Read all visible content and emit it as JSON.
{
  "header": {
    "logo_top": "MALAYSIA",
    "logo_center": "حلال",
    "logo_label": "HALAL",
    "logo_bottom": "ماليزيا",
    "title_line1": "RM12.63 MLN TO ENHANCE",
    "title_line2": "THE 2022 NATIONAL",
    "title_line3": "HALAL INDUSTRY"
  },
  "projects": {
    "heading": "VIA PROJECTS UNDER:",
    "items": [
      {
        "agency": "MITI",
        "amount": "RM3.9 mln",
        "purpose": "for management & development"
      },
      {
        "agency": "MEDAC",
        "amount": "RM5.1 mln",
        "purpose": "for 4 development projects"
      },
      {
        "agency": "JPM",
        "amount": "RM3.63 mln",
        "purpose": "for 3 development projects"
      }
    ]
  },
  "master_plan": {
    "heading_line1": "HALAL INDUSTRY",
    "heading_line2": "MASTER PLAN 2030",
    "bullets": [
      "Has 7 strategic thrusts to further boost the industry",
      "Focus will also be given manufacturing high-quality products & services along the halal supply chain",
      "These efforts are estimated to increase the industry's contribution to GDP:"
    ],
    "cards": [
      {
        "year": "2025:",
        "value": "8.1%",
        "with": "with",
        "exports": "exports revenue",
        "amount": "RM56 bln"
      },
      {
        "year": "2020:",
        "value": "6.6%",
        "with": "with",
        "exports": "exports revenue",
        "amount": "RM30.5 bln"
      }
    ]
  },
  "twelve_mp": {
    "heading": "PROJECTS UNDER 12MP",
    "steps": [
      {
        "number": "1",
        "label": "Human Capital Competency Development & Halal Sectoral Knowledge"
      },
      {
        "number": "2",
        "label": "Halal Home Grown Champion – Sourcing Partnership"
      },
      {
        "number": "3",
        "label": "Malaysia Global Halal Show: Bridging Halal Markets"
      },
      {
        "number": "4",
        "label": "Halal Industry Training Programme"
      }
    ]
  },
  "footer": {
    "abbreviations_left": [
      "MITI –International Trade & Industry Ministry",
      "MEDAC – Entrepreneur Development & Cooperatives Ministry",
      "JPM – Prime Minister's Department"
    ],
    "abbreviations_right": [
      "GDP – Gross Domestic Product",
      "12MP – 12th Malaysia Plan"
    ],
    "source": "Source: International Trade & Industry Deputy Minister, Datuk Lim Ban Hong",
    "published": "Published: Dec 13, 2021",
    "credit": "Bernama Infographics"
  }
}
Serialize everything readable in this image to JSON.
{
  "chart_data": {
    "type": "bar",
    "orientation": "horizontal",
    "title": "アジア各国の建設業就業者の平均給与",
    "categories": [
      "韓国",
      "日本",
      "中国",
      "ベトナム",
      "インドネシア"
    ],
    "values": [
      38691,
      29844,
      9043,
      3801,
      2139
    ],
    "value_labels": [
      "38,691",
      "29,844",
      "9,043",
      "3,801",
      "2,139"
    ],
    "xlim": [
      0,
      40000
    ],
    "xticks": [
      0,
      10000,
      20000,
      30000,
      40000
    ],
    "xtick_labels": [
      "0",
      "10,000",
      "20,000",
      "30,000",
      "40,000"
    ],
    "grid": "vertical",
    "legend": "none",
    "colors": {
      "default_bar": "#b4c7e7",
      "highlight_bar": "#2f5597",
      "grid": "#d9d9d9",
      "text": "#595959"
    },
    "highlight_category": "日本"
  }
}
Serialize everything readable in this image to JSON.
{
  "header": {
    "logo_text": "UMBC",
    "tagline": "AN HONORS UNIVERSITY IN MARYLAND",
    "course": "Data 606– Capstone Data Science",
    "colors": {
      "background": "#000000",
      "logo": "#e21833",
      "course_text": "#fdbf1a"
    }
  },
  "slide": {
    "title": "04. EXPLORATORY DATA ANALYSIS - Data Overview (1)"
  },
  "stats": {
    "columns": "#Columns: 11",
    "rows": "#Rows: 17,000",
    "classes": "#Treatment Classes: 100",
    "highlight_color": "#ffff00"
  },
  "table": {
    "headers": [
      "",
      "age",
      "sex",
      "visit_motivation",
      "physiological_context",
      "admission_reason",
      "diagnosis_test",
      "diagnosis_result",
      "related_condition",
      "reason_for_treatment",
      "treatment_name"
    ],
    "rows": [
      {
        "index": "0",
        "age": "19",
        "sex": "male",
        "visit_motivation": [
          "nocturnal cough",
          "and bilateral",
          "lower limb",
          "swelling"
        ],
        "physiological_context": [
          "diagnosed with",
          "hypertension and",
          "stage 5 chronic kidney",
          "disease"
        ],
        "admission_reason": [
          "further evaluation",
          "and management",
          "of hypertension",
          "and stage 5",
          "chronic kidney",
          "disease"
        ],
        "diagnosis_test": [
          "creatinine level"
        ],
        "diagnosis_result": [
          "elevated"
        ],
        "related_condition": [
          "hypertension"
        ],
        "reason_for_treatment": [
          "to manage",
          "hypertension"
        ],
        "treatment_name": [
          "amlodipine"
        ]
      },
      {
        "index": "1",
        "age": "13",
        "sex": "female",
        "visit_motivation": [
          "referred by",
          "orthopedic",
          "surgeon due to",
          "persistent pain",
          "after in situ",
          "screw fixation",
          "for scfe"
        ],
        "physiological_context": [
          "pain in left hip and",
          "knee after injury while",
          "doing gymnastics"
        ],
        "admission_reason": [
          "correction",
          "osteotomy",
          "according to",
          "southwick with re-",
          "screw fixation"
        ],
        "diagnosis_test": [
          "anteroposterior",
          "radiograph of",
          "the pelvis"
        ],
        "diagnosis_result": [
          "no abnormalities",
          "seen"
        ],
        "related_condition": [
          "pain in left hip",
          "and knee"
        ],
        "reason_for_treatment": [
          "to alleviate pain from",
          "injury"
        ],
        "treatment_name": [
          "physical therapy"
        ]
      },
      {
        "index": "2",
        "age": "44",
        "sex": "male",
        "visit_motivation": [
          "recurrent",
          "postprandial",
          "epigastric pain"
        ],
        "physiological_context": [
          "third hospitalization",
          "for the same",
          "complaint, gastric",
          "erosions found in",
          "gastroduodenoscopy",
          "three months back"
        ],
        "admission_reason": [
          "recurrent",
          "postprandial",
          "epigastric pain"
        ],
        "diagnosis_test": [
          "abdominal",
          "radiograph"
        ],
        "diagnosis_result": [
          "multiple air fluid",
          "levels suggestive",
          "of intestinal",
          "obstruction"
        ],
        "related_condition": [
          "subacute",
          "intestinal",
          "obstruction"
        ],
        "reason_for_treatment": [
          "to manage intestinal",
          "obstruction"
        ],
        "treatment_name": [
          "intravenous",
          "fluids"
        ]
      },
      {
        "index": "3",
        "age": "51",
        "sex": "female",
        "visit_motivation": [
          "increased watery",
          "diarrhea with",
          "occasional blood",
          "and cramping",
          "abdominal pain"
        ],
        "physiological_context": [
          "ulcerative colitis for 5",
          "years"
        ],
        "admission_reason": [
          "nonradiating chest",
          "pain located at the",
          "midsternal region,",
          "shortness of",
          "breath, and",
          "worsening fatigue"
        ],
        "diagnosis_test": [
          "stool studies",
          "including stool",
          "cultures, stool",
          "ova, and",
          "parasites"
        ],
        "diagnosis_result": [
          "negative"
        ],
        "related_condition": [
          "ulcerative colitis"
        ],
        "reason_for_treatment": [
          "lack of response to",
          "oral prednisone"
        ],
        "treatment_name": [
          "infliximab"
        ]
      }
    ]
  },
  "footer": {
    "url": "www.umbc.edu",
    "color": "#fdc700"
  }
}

GIVEN REQUEST: Print the records once more, exactly as they were given.

CORRECT RESPONSE:
Read all visible content and emit it as JSON.
{
  "header": {
    "logo_top": "MALAYSIA",
    "logo_center": "حلال",
    "logo_label": "HALAL",
    "logo_bottom": "ماليزيا",
    "title_line1": "RM12.63 MLN TO ENHANCE",
    "title_line2": "THE 2022 NATIONAL",
    "title_line3": "HALAL INDUSTRY"
  },
  "projects": {
    "heading": "VIA PROJECTS UNDER:",
    "items": [
      {
        "agency": "MITI",
        "amount": "RM3.9 mln",
        "purpose": "for management & development"
      },
      {
        "agency": "MEDAC",
        "amount": "RM5.1 mln",
        "purpose": "for 4 development projects"
      },
      {
        "agency": "JPM",
        "amount": "RM3.63 mln",
        "purpose": "for 3 development projects"
      }
    ]
  },
  "master_plan": {
    "heading_line1": "HALAL INDUSTRY",
    "heading_line2": "MASTER PLAN 2030",
    "bullets": [
      "Has 7 strategic thrusts to further boost the industry",
      "Focus will also be given manufacturing high-quality products & services along the halal supply chain",
      "These efforts are estimated to increase the industry's contribution to GDP:"
    ],
    "cards": [
      {
        "year": "2025:",
        "value": "8.1%",
        "with": "with",
        "exports": "exports revenue",
        "amount": "RM56 bln"
      },
      {
        "year": "2020:",
        "value": "6.6%",
        "with": "with",
        "exports": "exports revenue",
        "amount": "RM30.5 bln"
      }
    ]
  },
  "twelve_mp": {
    "heading": "PROJECTS UNDER 12MP",
    "steps": [
      {
        "number": "1",
        "label": "Human Capital Competency Development & Halal Sectoral Knowledge"
      },
      {
        "number": "2",
        "label": "Halal Home Grown Champion – Sourcing Partnership"
      },
      {
        "number": "3",
        "label": "Malaysia Global Halal Show: Bridging Halal Markets"
      },
      {
        "number": "4",
        "label": "Halal Industry Training Programme"
      }
    ]
  },
  "footer": {
    "abbreviations_left": [
      "MITI –International Trade & Industry Ministry",
      "MEDAC – Entrepreneur Development & Cooperatives Ministry",
      "JPM – Prime Minister's Department"
    ],
    "abbreviations_right": [
      "GDP – Gross Domestic Product",
      "12MP – 12th Malaysia Plan"
    ],
    "source": "Source: International Trade & Industry Deputy Minister, Datuk Lim Ban Hong",
    "published": "Published: Dec 13, 2021",
    "credit": "Bernama Infographics"
  }
}
Serialize everything readable in this image to JSON.
{
  "chart_data": {
    "type": "bar",
    "orientation": "horizontal",
    "title": "アジア各国の建設業就業者の平均給与",
    "categories": [
      "韓国",
      "日本",
      "中国",
      "ベトナム",
      "インドネシア"
    ],
    "values": [
      38691,
      29844,
      9043,
      3801,
      2139
    ],
    "value_labels": [
      "38,691",
      "29,844",
      "9,043",
      "3,801",
      "2,139"
    ],
    "xlim": [
      0,
      40000
    ],
    "xticks": [
      0,
      10000,
      20000,
      30000,
      40000
    ],
    "xtick_labels": [
      "0",
      "10,000",
      "20,000",
      "30,000",
      "40,000"
    ],
    "grid": "vertical",
    "legend": "none",
    "colors": {
      "default_bar": "#b4c7e7",
      "highlight_bar": "#2f5597",
      "grid": "#d9d9d9",
      "text": "#595959"
    },
    "highlight_category": "日本"
  }
}
Serialize everything readable in this image to JSON.
{
  "header": {
    "logo_text": "UMBC",
    "tagline": "AN HONORS UNIVERSITY IN MARYLAND",
    "course": "Data 606– Capstone Data Science",
    "colors": {
      "background": "#000000",
      "logo": "#e21833",
      "course_text": "#fdbf1a"
    }
  },
  "slide": {
    "title": "04. EXPLORATORY DATA ANALYSIS - Data Overview (1)"
  },
  "stats": {
    "columns": "#Columns: 11",
    "rows": "#Rows: 17,000",
    "classes": "#Treatment Classes: 100",
    "highlight_color": "#ffff00"
  },
  "table": {
    "headers": [
      "",
      "age",
      "sex",
      "visit_motivation",
      "physiological_context",
      "admission_reason",
      "diagnosis_test",
      "diagnosis_result",
      "related_condition",
      "reason_for_treatment",
      "treatment_name"
    ],
    "rows": [
      {
        "index": "0",
        "age": "19",
        "sex": "male",
        "visit_motivation": [
          "nocturnal cough",
          "and bilateral",
          "lower limb",
          "swelling"
        ],
        "physiological_context": [
          "diagnosed with",
          "hypertension and",
          "stage 5 chronic kidney",
          "disease"
        ],
        "admission_reason": [
          "further evaluation",
          "and management",
          "of hypertension",
          "and stage 5",
          "chronic kidney",
          "disease"
        ],
        "diagnosis_test": [
          "creatinine level"
        ],
        "diagnosis_result": [
          "elevated"
        ],
        "related_condition": [
          "hypertension"
        ],
        "reason_for_treatment": [
          "to manage",
          "hypertension"
        ],
        "treatment_name": [
          "amlodipine"
        ]
      },
      {
        "index": "1",
        "age": "13",
        "sex": "female",
        "visit_motivation": [
          "referred by",
          "orthopedic",
          "surgeon due to",
          "persistent pain",
          "after in situ",
          "screw fixation",
          "for scfe"
        ],
        "physiological_context": [
          "pain in left hip and",
          "knee after injury while",
          "doing gymnastics"
        ],
        "admission_reason": [
          "correction",
          "osteotomy",
          "according to",
          "southwick with re-",
          "screw fixation"
        ],
        "diagnosis_test": [
          "anteroposterior",
          "radiograph of",
          "the pelvis"
        ],
        "diagnosis_result": [
          "no abnormalities",
          "seen"
        ],
        "related_condition": [
          "pain in left hip",
          "and knee"
        ],
        "reason_for_treatment": [
          "to alleviate pain from",
          "injury"
        ],
        "treatment_name": [
          "physical therapy"
        ]
      },
      {
        "index": "2",
        "age": "44",
        "sex": "male",
        "visit_motivation": [
          "recurrent",
          "postprandial",
          "epigastric pain"
        ],
        "physiological_context": [
          "third hospitalization",
          "for the same",
          "complaint, gastric",
          "erosions found in",
          "gastroduodenoscopy",
          "three months back"
        ],
        "admission_reason": [
          "recurrent",
          "postprandial",
          "epigastric pain"
        ],
        "diagnosis_test": [
          "abdominal",
          "radiograph"
        ],
        "diagnosis_result": [
          "multiple air fluid",
          "levels suggestive",
          "of intestinal",
          "obstruction"
        ],
        "related_condition": [
          "subacute",
          "intestinal",
          "obstruction"
        ],
        "reason_for_treatment": [
          "to manage intestinal",
          "obstruction"
        ],
        "treatment_name": [
          "intravenous",
          "fluids"
        ]
      },
      {
        "index": "3",
        "age": "51",
        "sex": "female",
        "visit_motivation": [
          "increased watery",
          "diarrhea with",
          "occasional blood",
          "and cramping",
          "abdominal pain"
        ],
        "physiological_context": [
          "ulcerative colitis for 5",
          "years"
        ],
        "admission_reason": [
          "nonradiating chest",
          "pain located at the",
          "midsternal region,",
          "shortness of",
          "breath, and",
          "worsening fatigue"
        ],
        "diagnosis_test": [
          "stool studies",
          "including stool",
          "cultures, stool",
          "ova, and",
          "parasites"
        ],
        "diagnosis_result": [
          "negative"
        ],
        "related_condition": [
          "ulcerative colitis"
        ],
        "reason_for_treatment": [
          "lack of response to",
          "oral prednisone"
        ],
        "treatment_name": [
          "infliximab"
        ]
      }
    ]
  },
  "footer": {
    "url": "www.umbc.edu",
    "color": "#fdc700"
  }
}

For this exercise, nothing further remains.